— BEGIN Data to process —

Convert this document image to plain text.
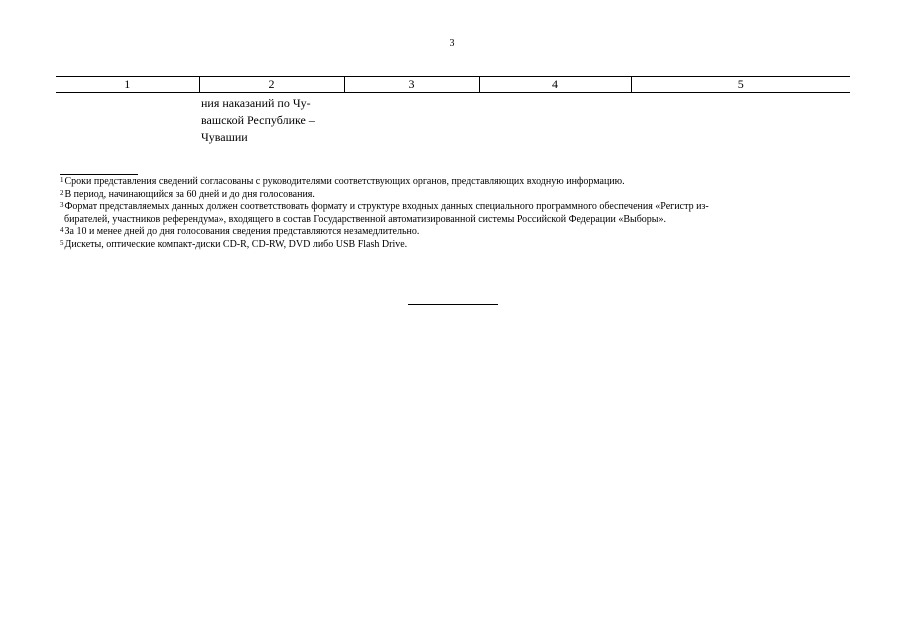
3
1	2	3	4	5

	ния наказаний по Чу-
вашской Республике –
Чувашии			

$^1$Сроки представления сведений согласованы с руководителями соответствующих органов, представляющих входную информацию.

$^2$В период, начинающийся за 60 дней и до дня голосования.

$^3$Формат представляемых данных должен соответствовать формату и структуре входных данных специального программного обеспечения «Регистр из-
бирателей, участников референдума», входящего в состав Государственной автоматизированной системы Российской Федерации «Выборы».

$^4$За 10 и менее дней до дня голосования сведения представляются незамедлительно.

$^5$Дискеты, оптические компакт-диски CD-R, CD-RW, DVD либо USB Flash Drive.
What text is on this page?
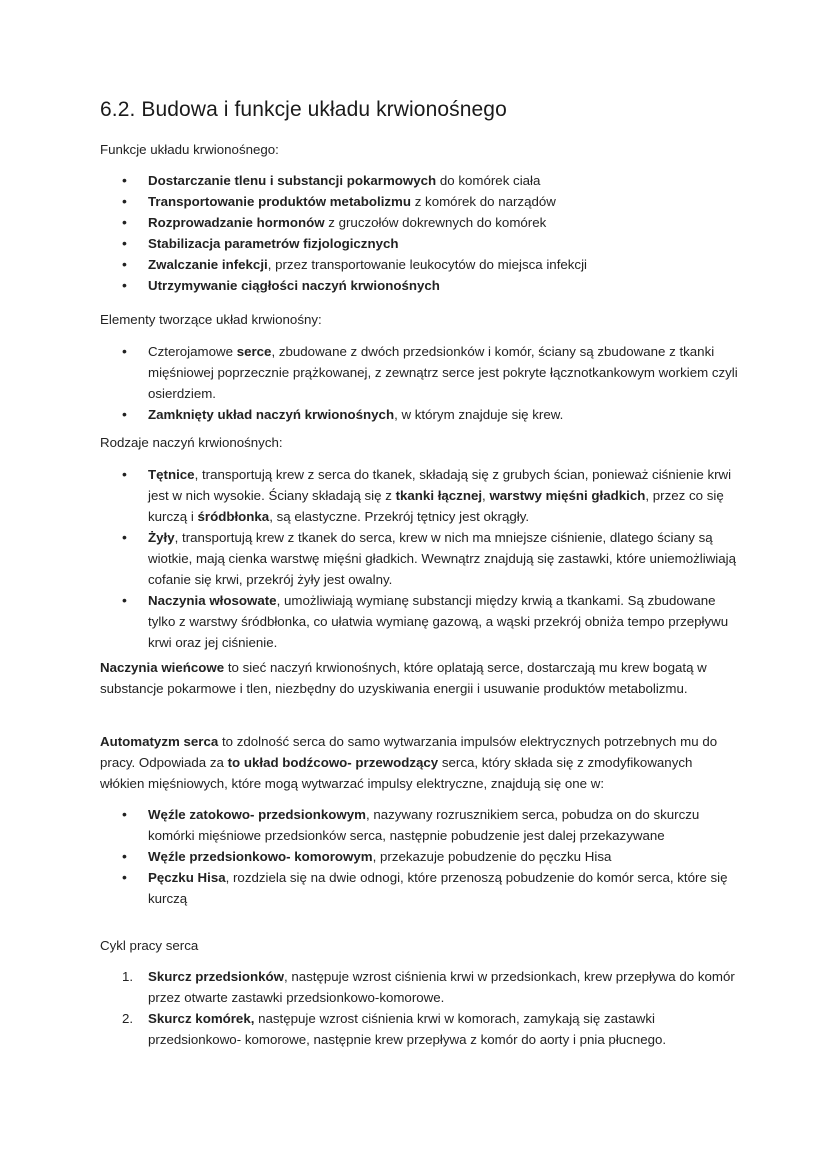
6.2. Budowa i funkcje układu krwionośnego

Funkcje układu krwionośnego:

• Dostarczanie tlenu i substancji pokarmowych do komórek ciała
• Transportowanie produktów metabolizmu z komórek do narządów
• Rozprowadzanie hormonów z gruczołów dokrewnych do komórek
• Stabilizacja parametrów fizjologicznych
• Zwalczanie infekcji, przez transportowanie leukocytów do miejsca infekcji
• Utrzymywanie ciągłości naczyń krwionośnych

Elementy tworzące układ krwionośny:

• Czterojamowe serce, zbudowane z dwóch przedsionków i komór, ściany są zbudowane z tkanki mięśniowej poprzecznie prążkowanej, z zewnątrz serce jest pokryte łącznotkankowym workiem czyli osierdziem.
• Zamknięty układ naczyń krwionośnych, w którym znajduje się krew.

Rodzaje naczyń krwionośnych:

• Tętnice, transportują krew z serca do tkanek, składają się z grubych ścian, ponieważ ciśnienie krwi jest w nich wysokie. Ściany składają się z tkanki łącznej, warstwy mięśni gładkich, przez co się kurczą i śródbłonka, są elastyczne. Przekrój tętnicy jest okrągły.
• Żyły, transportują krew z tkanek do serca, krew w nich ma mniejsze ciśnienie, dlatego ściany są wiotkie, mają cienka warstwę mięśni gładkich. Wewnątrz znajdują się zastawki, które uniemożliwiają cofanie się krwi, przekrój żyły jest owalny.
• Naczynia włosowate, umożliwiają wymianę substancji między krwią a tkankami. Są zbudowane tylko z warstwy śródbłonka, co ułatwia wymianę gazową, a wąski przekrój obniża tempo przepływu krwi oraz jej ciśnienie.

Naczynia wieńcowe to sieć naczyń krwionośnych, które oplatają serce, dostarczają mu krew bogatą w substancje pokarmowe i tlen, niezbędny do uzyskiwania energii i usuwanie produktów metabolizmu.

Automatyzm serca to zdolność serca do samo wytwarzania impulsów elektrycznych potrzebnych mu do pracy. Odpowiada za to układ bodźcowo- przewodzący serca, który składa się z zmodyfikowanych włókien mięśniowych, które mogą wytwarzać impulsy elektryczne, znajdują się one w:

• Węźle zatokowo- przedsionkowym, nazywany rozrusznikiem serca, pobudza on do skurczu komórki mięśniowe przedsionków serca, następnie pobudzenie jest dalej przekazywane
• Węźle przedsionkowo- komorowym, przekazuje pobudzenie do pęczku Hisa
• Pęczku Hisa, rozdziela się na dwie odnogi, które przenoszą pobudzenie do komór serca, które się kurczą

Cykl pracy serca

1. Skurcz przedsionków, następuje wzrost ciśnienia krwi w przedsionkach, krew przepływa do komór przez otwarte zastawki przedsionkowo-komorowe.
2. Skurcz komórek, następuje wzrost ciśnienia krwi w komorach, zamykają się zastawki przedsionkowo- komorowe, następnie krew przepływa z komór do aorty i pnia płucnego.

— END Data to process —

> _Prompt_
Go through the entries above and pull out each line with "śródbłonka" in it.

> _In response_
• Tętnice, transportują krew z serca do tkanek, składają się z grubych ścian, ponieważ ciśnienie krwi jest w nich wysokie. Ściany składają się z tkanki łącznej, warstwy mięśni gładkich, przez co się kurczą i śródbłonka, są elastyczne. Przekrój tętnicy jest okrągły.
• Naczynia włosowate, umożliwiają wymianę substancji między krwią a tkankami. Są zbudowane tylko z warstwy śródbłonka, co ułatwia wymianę gazową, a wąski przekrój obniża tempo przepływu krwi oraz jej ciśnienie.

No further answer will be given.